**** TASK MATERIAL ****

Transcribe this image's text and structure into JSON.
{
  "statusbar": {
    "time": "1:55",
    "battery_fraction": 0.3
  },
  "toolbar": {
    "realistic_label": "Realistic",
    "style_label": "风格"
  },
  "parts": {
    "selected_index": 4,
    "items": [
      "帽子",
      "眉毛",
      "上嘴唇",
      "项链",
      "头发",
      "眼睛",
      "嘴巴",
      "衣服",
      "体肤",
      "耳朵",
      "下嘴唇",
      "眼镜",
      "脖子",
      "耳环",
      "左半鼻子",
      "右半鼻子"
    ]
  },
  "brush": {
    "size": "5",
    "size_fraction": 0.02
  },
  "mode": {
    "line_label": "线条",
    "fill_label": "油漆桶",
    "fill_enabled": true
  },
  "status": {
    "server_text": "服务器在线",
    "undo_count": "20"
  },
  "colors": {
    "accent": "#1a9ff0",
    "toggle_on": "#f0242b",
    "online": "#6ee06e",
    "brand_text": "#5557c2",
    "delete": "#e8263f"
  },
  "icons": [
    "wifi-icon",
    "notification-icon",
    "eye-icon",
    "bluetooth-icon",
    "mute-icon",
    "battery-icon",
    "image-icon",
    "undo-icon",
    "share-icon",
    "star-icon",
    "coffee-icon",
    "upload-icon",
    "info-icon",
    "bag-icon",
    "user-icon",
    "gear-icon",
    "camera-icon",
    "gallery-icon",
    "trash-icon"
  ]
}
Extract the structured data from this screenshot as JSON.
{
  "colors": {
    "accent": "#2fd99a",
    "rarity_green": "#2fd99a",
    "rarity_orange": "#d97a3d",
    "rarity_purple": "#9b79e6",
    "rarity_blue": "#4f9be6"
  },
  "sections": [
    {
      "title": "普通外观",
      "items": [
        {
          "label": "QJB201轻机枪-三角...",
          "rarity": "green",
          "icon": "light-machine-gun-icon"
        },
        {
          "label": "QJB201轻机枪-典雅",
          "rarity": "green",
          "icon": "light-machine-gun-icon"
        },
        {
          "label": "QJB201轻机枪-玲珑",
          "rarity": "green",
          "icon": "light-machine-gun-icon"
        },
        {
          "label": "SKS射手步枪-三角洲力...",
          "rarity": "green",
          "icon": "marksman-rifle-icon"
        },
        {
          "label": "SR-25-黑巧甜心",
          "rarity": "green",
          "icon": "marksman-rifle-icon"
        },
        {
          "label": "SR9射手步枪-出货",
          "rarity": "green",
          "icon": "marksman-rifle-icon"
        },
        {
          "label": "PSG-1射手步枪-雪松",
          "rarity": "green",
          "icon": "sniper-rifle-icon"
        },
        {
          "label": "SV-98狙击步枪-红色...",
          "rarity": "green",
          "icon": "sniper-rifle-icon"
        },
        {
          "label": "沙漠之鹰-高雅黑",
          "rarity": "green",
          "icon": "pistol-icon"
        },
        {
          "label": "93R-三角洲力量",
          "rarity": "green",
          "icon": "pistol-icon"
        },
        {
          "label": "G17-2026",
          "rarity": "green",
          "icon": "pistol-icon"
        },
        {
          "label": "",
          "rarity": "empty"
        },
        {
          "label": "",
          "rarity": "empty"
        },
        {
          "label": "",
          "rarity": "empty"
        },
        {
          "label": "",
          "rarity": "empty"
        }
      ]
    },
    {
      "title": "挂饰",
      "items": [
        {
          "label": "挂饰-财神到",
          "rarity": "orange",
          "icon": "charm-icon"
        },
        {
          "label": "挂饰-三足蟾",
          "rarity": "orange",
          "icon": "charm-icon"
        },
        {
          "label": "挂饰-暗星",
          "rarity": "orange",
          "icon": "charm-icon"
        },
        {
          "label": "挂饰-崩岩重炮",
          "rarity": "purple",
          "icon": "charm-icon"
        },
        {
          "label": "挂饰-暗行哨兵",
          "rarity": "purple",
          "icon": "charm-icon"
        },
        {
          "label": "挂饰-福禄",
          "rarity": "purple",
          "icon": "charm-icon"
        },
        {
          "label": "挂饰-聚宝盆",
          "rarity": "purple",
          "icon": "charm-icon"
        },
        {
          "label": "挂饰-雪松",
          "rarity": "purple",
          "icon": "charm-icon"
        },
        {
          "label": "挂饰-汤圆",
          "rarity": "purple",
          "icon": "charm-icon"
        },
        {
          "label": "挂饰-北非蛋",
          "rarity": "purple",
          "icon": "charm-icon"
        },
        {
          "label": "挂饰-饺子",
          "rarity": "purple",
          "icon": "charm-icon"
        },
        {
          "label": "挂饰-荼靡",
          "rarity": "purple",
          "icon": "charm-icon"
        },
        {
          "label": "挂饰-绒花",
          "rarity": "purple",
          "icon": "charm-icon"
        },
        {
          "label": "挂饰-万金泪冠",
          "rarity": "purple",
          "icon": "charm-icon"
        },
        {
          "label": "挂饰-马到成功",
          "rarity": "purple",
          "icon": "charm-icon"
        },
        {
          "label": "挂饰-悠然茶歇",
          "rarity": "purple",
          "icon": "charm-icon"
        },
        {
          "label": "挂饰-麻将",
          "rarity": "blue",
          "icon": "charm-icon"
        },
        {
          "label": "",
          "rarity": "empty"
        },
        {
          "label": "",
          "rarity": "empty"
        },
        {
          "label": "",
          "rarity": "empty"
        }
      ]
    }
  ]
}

****

Return the whole listing exactly, with every line included.

Transcribe this image's text and structure into JSON.
{
  "statusbar": {
    "time": "1:55",
    "battery_fraction": 0.3
  },
  "toolbar": {
    "realistic_label": "Realistic",
    "style_label": "风格"
  },
  "parts": {
    "selected_index": 4,
    "items": [
      "帽子",
      "眉毛",
      "上嘴唇",
      "项链",
      "头发",
      "眼睛",
      "嘴巴",
      "衣服",
      "体肤",
      "耳朵",
      "下嘴唇",
      "眼镜",
      "脖子",
      "耳环",
      "左半鼻子",
      "右半鼻子"
    ]
  },
  "brush": {
    "size": "5",
    "size_fraction": 0.02
  },
  "mode": {
    "line_label": "线条",
    "fill_label": "油漆桶",
    "fill_enabled": true
  },
  "status": {
    "server_text": "服务器在线",
    "undo_count": "20"
  },
  "colors": {
    "accent": "#1a9ff0",
    "toggle_on": "#f0242b",
    "online": "#6ee06e",
    "brand_text": "#5557c2",
    "delete": "#e8263f"
  },
  "icons": [
    "wifi-icon",
    "notification-icon",
    "eye-icon",
    "bluetooth-icon",
    "mute-icon",
    "battery-icon",
    "image-icon",
    "undo-icon",
    "share-icon",
    "star-icon",
    "coffee-icon",
    "upload-icon",
    "info-icon",
    "bag-icon",
    "user-icon",
    "gear-icon",
    "camera-icon",
    "gallery-icon",
    "trash-icon"
  ]
}
Extract the structured data from this screenshot as JSON.
{
  "colors": {
    "accent": "#2fd99a",
    "rarity_green": "#2fd99a",
    "rarity_orange": "#d97a3d",
    "rarity_purple": "#9b79e6",
    "rarity_blue": "#4f9be6"
  },
  "sections": [
    {
      "title": "普通外观",
      "items": [
        {
          "label": "QJB201轻机枪-三角...",
          "rarity": "green",
          "icon": "light-machine-gun-icon"
        },
        {
          "label": "QJB201轻机枪-典雅",
          "rarity": "green",
          "icon": "light-machine-gun-icon"
        },
        {
          "label": "QJB201轻机枪-玲珑",
          "rarity": "green",
          "icon": "light-machine-gun-icon"
        },
        {
          "label": "SKS射手步枪-三角洲力...",
          "rarity": "green",
          "icon": "marksman-rifle-icon"
        },
        {
          "label": "SR-25-黑巧甜心",
          "rarity": "green",
          "icon": "marksman-rifle-icon"
        },
        {
          "label": "SR9射手步枪-出货",
          "rarity": "green",
          "icon": "marksman-rifle-icon"
        },
        {
          "label": "PSG-1射手步枪-雪松",
          "rarity": "green",
          "icon": "sniper-rifle-icon"
        },
        {
          "label": "SV-98狙击步枪-红色...",
          "rarity": "green",
          "icon": "sniper-rifle-icon"
        },
        {
          "label": "沙漠之鹰-高雅黑",
          "rarity": "green",
          "icon": "pistol-icon"
        },
        {
          "label": "93R-三角洲力量",
          "rarity": "green",
          "icon": "pistol-icon"
        },
        {
          "label": "G17-2026",
          "rarity": "green",
          "icon": "pistol-icon"
        },
        {
          "label": "",
          "rarity": "empty"
        },
        {
          "label": "",
          "rarity": "empty"
        },
        {
          "label": "",
          "rarity": "empty"
        },
        {
          "label": "",
          "rarity": "empty"
        }
      ]
    },
    {
      "title": "挂饰",
      "items": [
        {
          "label": "挂饰-财神到",
          "rarity": "orange",
          "icon": "charm-icon"
        },
        {
          "label": "挂饰-三足蟾",
          "rarity": "orange",
          "icon": "charm-icon"
        },
        {
          "label": "挂饰-暗星",
          "rarity": "orange",
          "icon": "charm-icon"
        },
        {
          "label": "挂饰-崩岩重炮",
          "rarity": "purple",
          "icon": "charm-icon"
        },
        {
          "label": "挂饰-暗行哨兵",
          "rarity": "purple",
          "icon": "charm-icon"
        },
        {
          "label": "挂饰-福禄",
          "rarity": "purple",
          "icon": "charm-icon"
        },
        {
          "label": "挂饰-聚宝盆",
          "rarity": "purple",
          "icon": "charm-icon"
        },
        {
          "label": "挂饰-雪松",
          "rarity": "purple",
          "icon": "charm-icon"
        },
        {
          "label": "挂饰-汤圆",
          "rarity": "purple",
          "icon": "charm-icon"
        },
        {
          "label": "挂饰-北非蛋",
          "rarity": "purple",
          "icon": "charm-icon"
        },
        {
          "label": "挂饰-饺子",
          "rarity": "purple",
          "icon": "charm-icon"
        },
        {
          "label": "挂饰-荼靡",
          "rarity": "purple",
          "icon": "charm-icon"
        },
        {
          "label": "挂饰-绒花",
          "rarity": "purple",
          "icon": "charm-icon"
        },
        {
          "label": "挂饰-万金泪冠",
          "rarity": "purple",
          "icon": "charm-icon"
        },
        {
          "label": "挂饰-马到成功",
          "rarity": "purple",
          "icon": "charm-icon"
        },
        {
          "label": "挂饰-悠然茶歇",
          "rarity": "purple",
          "icon": "charm-icon"
        },
        {
          "label": "挂饰-麻将",
          "rarity": "blue",
          "icon": "charm-icon"
        },
        {
          "label": "",
          "rarity": "empty"
        },
        {
          "label": "",
          "rarity": "empty"
        },
        {
          "label": "",
          "rarity": "empty"
        }
      ]
    }
  ]
}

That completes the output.